### Exercise task
Repeat each record exactly. Any picture gets left out.
── Stored data
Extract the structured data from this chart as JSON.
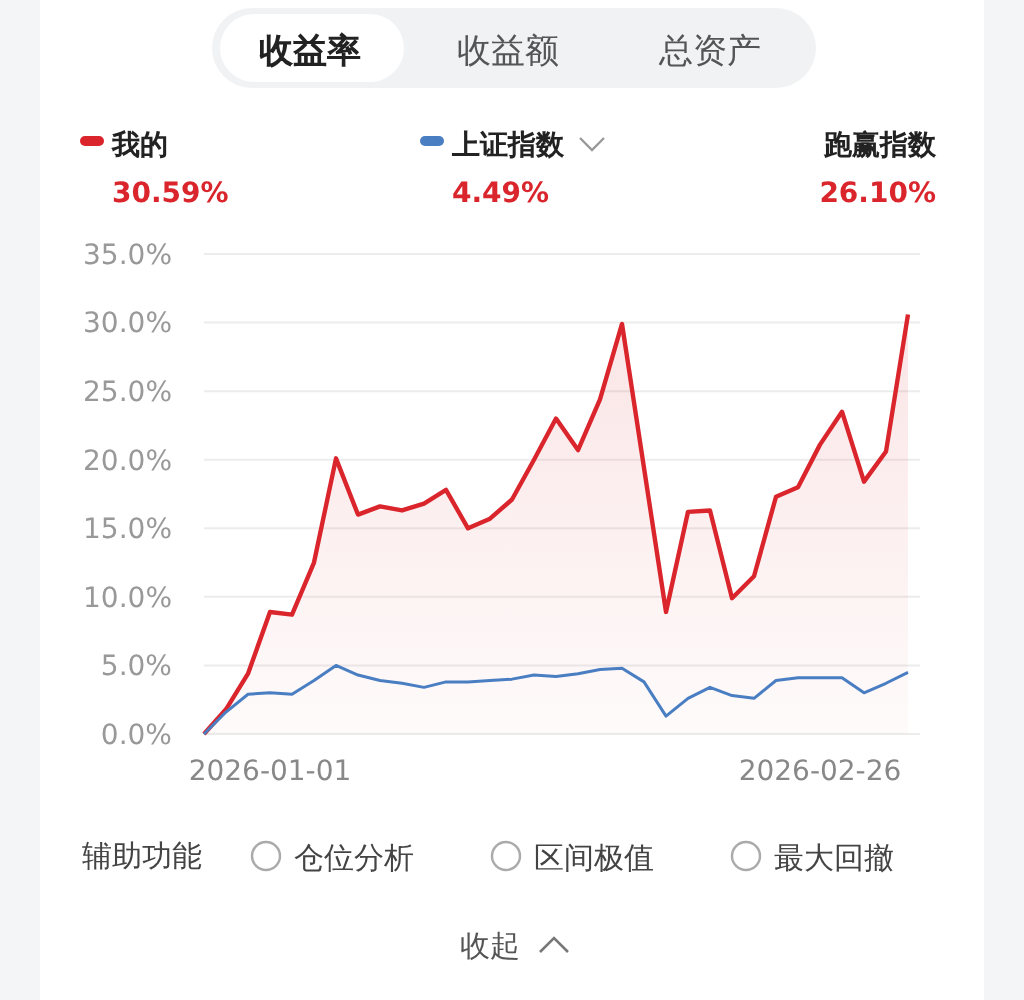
{
  "chart_data": {
    "type": "line",
    "categories": [
      null,
      null,
      null,
      "2026-01-01",
      null,
      null,
      null,
      null,
      null,
      null,
      null,
      null,
      null,
      null,
      null,
      null,
      null,
      null,
      null,
      null,
      null,
      null,
      null,
      null,
      null,
      null,
      null,
      null,
      "2026-02-26",
      null,
      null,
      null,
      null
    ],
    "series": [
      {
        "name": "我的",
        "type": "area",
        "color": "#d9252b",
        "values": [
          0,
          1.8,
          4.4,
          8.9,
          8.7,
          12.5,
          20.1,
          16.0,
          16.6,
          16.3,
          16.8,
          17.8,
          15.0,
          15.7,
          17.1,
          20.0,
          23.0,
          20.7,
          24.4,
          29.9,
          19.4,
          8.9,
          16.2,
          16.3,
          9.9,
          11.5,
          17.3,
          18.0,
          21.1,
          23.5,
          18.4,
          20.6,
          30.59
        ]
      },
      {
        "name": "上证指数",
        "color": "#4a7ec2",
        "values": [
          0,
          1.6,
          2.9,
          3.0,
          2.9,
          3.9,
          5.0,
          4.3,
          3.9,
          3.7,
          3.4,
          3.8,
          3.8,
          3.9,
          4.0,
          4.3,
          4.2,
          4.4,
          4.7,
          4.8,
          3.8,
          1.3,
          2.6,
          3.4,
          2.8,
          2.6,
          3.9,
          4.1,
          4.1,
          4.1,
          3.0,
          3.7,
          4.49
        ]
      }
    ],
    "ylim": [
      0,
      35
    ],
    "yticks": [
      {
        "value": 0,
        "label": "0.0%"
      },
      {
        "value": 5,
        "label": "5.0%"
      },
      {
        "value": 10,
        "label": "10.0%"
      },
      {
        "value": 15,
        "label": "15.0%"
      },
      {
        "value": 20,
        "label": "20.0%"
      },
      {
        "value": 25,
        "label": "25.0%"
      },
      {
        "value": 30,
        "label": "30.0%"
      },
      {
        "value": 35,
        "label": "35.0%"
      }
    ],
    "grid": "y",
    "legend": "top",
    "marker": "none",
    "line_style": "solid",
    "annotations": [
      "收益率",
      "收益额",
      "总资产",
      "30.59%",
      "4.49%",
      "跑赢指数",
      "26.10%",
      "辅助功能",
      "仓位分析",
      "区间极值",
      "最大回撤",
      "收起"
    ]
  }
}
────
### Task response
Extract the structured data from this chart as JSON.
{
  "chart_data": {
    "type": "line",
    "categories": [
      null,
      null,
      null,
      "2026-01-01",
      null,
      null,
      null,
      null,
      null,
      null,
      null,
      null,
      null,
      null,
      null,
      null,
      null,
      null,
      null,
      null,
      null,
      null,
      null,
      null,
      null,
      null,
      null,
      null,
      "2026-02-26",
      null,
      null,
      null,
      null
    ],
    "series": [
      {
        "name": "我的",
        "type": "area",
        "color": "#d9252b",
        "values": [
          0,
          1.8,
          4.4,
          8.9,
          8.7,
          12.5,
          20.1,
          16.0,
          16.6,
          16.3,
          16.8,
          17.8,
          15.0,
          15.7,
          17.1,
          20.0,
          23.0,
          20.7,
          24.4,
          29.9,
          19.4,
          8.9,
          16.2,
          16.3,
          9.9,
          11.5,
          17.3,
          18.0,
          21.1,
          23.5,
          18.4,
          20.6,
          30.59
        ]
      },
      {
        "name": "上证指数",
        "color": "#4a7ec2",
        "values": [
          0,
          1.6,
          2.9,
          3.0,
          2.9,
          3.9,
          5.0,
          4.3,
          3.9,
          3.7,
          3.4,
          3.8,
          3.8,
          3.9,
          4.0,
          4.3,
          4.2,
          4.4,
          4.7,
          4.8,
          3.8,
          1.3,
          2.6,
          3.4,
          2.8,
          2.6,
          3.9,
          4.1,
          4.1,
          4.1,
          3.0,
          3.7,
          4.49
        ]
      }
    ],
    "ylim": [
      0,
      35
    ],
    "yticks": [
      {
        "value": 0,
        "label": "0.0%"
      },
      {
        "value": 5,
        "label": "5.0%"
      },
      {
        "value": 10,
        "label": "10.0%"
      },
      {
        "value": 15,
        "label": "15.0%"
      },
      {
        "value": 20,
        "label": "20.0%"
      },
      {
        "value": 25,
        "label": "25.0%"
      },
      {
        "value": 30,
        "label": "30.0%"
      },
      {
        "value": 35,
        "label": "35.0%"
      }
    ],
    "grid": "y",
    "legend": "top",
    "marker": "none",
    "line_style": "solid",
    "annotations": [
      "收益率",
      "收益额",
      "总资产",
      "30.59%",
      "4.49%",
      "跑赢指数",
      "26.10%",
      "辅助功能",
      "仓位分析",
      "区间极值",
      "最大回撤",
      "收起"
    ]
  }
}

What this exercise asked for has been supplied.